*Instruction:* Take the entries below and reproduce them word for word.
··· Data supplied
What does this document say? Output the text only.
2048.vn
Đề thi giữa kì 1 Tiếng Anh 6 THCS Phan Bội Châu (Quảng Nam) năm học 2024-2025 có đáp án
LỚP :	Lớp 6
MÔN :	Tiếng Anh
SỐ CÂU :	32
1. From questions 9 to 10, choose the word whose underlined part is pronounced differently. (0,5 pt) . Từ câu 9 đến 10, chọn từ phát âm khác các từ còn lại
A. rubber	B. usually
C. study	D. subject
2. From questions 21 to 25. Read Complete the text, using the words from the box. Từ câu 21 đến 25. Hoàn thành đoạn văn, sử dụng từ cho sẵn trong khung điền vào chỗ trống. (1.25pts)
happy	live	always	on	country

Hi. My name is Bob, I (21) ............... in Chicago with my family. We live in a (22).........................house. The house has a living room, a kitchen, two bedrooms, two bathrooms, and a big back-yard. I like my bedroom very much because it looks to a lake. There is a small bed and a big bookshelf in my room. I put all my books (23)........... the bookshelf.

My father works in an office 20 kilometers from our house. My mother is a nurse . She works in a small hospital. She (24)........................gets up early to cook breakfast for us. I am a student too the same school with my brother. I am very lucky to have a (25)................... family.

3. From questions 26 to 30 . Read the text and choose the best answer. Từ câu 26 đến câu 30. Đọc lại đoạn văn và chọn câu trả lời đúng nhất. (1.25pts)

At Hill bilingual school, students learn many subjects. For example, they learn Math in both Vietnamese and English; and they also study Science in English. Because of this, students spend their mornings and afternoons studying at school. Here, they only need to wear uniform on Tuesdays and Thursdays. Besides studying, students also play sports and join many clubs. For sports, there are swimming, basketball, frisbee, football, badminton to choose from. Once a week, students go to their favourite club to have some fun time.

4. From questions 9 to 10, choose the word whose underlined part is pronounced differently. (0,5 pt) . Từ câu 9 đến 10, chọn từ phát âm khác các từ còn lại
······
*Completed task:*
What does this document say? Output the text only.
2048.vn
Đề thi giữa kì 1 Tiếng Anh 6 THCS Phan Bội Châu (Quảng Nam) năm học 2024-2025 có đáp án
LỚP :	Lớp 6
MÔN :	Tiếng Anh
SỐ CÂU :	32
1. From questions 9 to 10, choose the word whose underlined part is pronounced differently. (0,5 pt) . Từ câu 9 đến 10, chọn từ phát âm khác các từ còn lại
A. rubber	B. usually
C. study	D. subject
2. From questions 21 to 25. Read Complete the text, using the words from the box. Từ câu 21 đến 25. Hoàn thành đoạn văn, sử dụng từ cho sẵn trong khung điền vào chỗ trống. (1.25pts)
happy	live	always	on	country

Hi. My name is Bob, I (21) ............... in Chicago with my family. We live in a (22).........................house. The house has a living room, a kitchen, two bedrooms, two bathrooms, and a big back-yard. I like my bedroom very much because it looks to a lake. There is a small bed and a big bookshelf in my room. I put all my books (23)........... the bookshelf.

My father works in an office 20 kilometers from our house. My mother is a nurse . She works in a small hospital. She (24)........................gets up early to cook breakfast for us. I am a student too the same school with my brother. I am very lucky to have a (25)................... family.

3. From questions 26 to 30 . Read the text and choose the best answer. Từ câu 26 đến câu 30. Đọc lại đoạn văn và chọn câu trả lời đúng nhất. (1.25pts)

At Hill bilingual school, students learn many subjects. For example, they learn Math in both Vietnamese and English; and they also study Science in English. Because of this, students spend their mornings and afternoons studying at school. Here, they only need to wear uniform on Tuesdays and Thursdays. Besides studying, students also play sports and join many clubs. For sports, there are swimming, basketball, frisbee, football, badminton to choose from. Once a week, students go to their favourite club to have some fun time.

4. From questions 9 to 10, choose the word whose underlined part is pronounced differently. (0,5 pt) . Từ câu 9 đến 10, chọn từ phát âm khác các từ còn lại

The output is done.